__Exercise__
Please give the entries again in full and exactly, without any picture.

__Exercise data__
......
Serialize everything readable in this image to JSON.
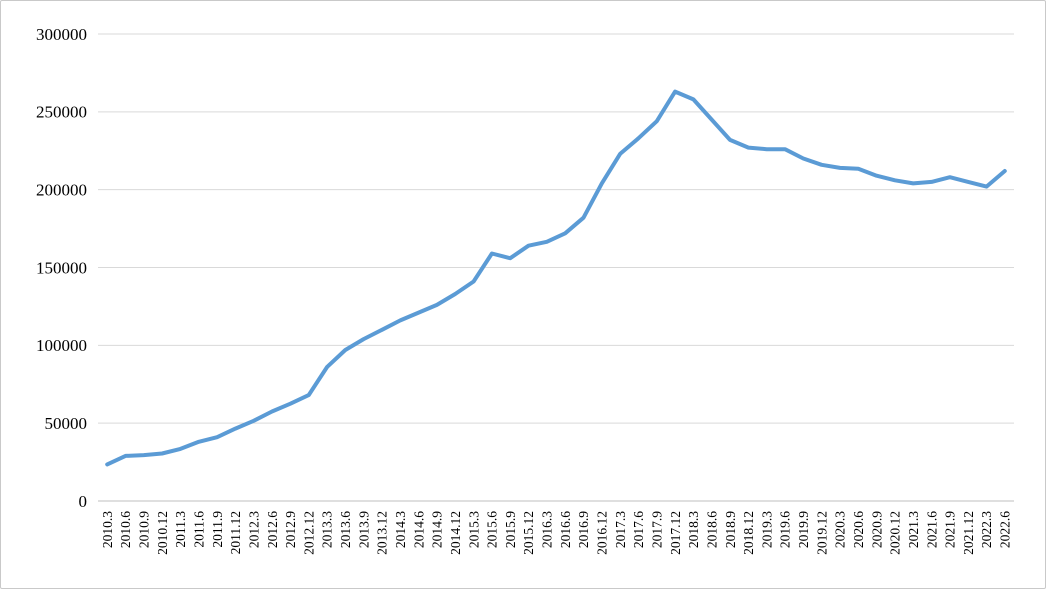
{
  "frame": {
    "background": "#FFFFFF",
    "border_color": "#C9C9C9"
  },
  "axis": {
    "gridline_color": "#D9D9D9",
    "axisline_color": "#BFBFBF",
    "text_color": "#000000"
  },
  "chart_data": {
    "type": "line",
    "title": "",
    "xlabel": "",
    "ylabel": "",
    "legend": "none",
    "grid": true,
    "x_label_rotation": -90,
    "ylim": [
      0,
      300000
    ],
    "yticks": [
      0,
      50000,
      100000,
      150000,
      200000,
      250000,
      300000
    ],
    "categories": [
      "2010.3",
      "2010.6",
      "2010.9",
      "2010.12",
      "2011.3",
      "2011.6",
      "2011.9",
      "2011.12",
      "2012.3",
      "2012.6",
      "2012.9",
      "2012.12",
      "2013.3",
      "2013.6",
      "2013.9",
      "2013.12",
      "2014.3",
      "2014.6",
      "2014.9",
      "2014.12",
      "2015.3",
      "2015.6",
      "2015.9",
      "2015.12",
      "2016.3",
      "2016.6",
      "2016.9",
      "2016.12",
      "2017.3",
      "2017.6",
      "2017.9",
      "2017.12",
      "2018.3",
      "2018.6",
      "2018.9",
      "2018.12",
      "2019.3",
      "2019.6",
      "2019.9",
      "2019.12",
      "2020.3",
      "2020.6",
      "2020.9",
      "2020.12",
      "2021.3",
      "2021.6",
      "2021.9",
      "2021.12",
      "2022.3",
      "2022.6"
    ],
    "series": [
      {
        "name": "series-1",
        "color": "#5B9BD5",
        "stroke_width": 4,
        "values": [
          23500,
          29000,
          29500,
          30500,
          33500,
          38000,
          41000,
          46500,
          51500,
          57500,
          62500,
          68000,
          86000,
          97000,
          104000,
          110000,
          116000,
          121000,
          126000,
          133000,
          141000,
          159000,
          156000,
          164000,
          166500,
          172000,
          182000,
          204000,
          223000,
          233000,
          244000,
          263000,
          258000,
          245000,
          232000,
          227000,
          226000,
          226000,
          220000,
          216000,
          214000,
          213500,
          209000,
          206000,
          204000,
          205000,
          208000,
          205000,
          202000,
          212000
        ]
      }
    ]
  }
}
......
__The response__
Serialize everything readable in this image to JSON.
{
  "frame": {
    "background": "#FFFFFF",
    "border_color": "#C9C9C9"
  },
  "axis": {
    "gridline_color": "#D9D9D9",
    "axisline_color": "#BFBFBF",
    "text_color": "#000000"
  },
  "chart_data": {
    "type": "line",
    "title": "",
    "xlabel": "",
    "ylabel": "",
    "legend": "none",
    "grid": true,
    "x_label_rotation": -90,
    "ylim": [
      0,
      300000
    ],
    "yticks": [
      0,
      50000,
      100000,
      150000,
      200000,
      250000,
      300000
    ],
    "categories": [
      "2010.3",
      "2010.6",
      "2010.9",
      "2010.12",
      "2011.3",
      "2011.6",
      "2011.9",
      "2011.12",
      "2012.3",
      "2012.6",
      "2012.9",
      "2012.12",
      "2013.3",
      "2013.6",
      "2013.9",
      "2013.12",
      "2014.3",
      "2014.6",
      "2014.9",
      "2014.12",
      "2015.3",
      "2015.6",
      "2015.9",
      "2015.12",
      "2016.3",
      "2016.6",
      "2016.9",
      "2016.12",
      "2017.3",
      "2017.6",
      "2017.9",
      "2017.12",
      "2018.3",
      "2018.6",
      "2018.9",
      "2018.12",
      "2019.3",
      "2019.6",
      "2019.9",
      "2019.12",
      "2020.3",
      "2020.6",
      "2020.9",
      "2020.12",
      "2021.3",
      "2021.6",
      "2021.9",
      "2021.12",
      "2022.3",
      "2022.6"
    ],
    "series": [
      {
        "name": "series-1",
        "color": "#5B9BD5",
        "stroke_width": 4,
        "values": [
          23500,
          29000,
          29500,
          30500,
          33500,
          38000,
          41000,
          46500,
          51500,
          57500,
          62500,
          68000,
          86000,
          97000,
          104000,
          110000,
          116000,
          121000,
          126000,
          133000,
          141000,
          159000,
          156000,
          164000,
          166500,
          172000,
          182000,
          204000,
          223000,
          233000,
          244000,
          263000,
          258000,
          245000,
          232000,
          227000,
          226000,
          226000,
          220000,
          216000,
          214000,
          213500,
          209000,
          206000,
          204000,
          205000,
          208000,
          205000,
          202000,
          212000
        ]
      }
    ]
  }
}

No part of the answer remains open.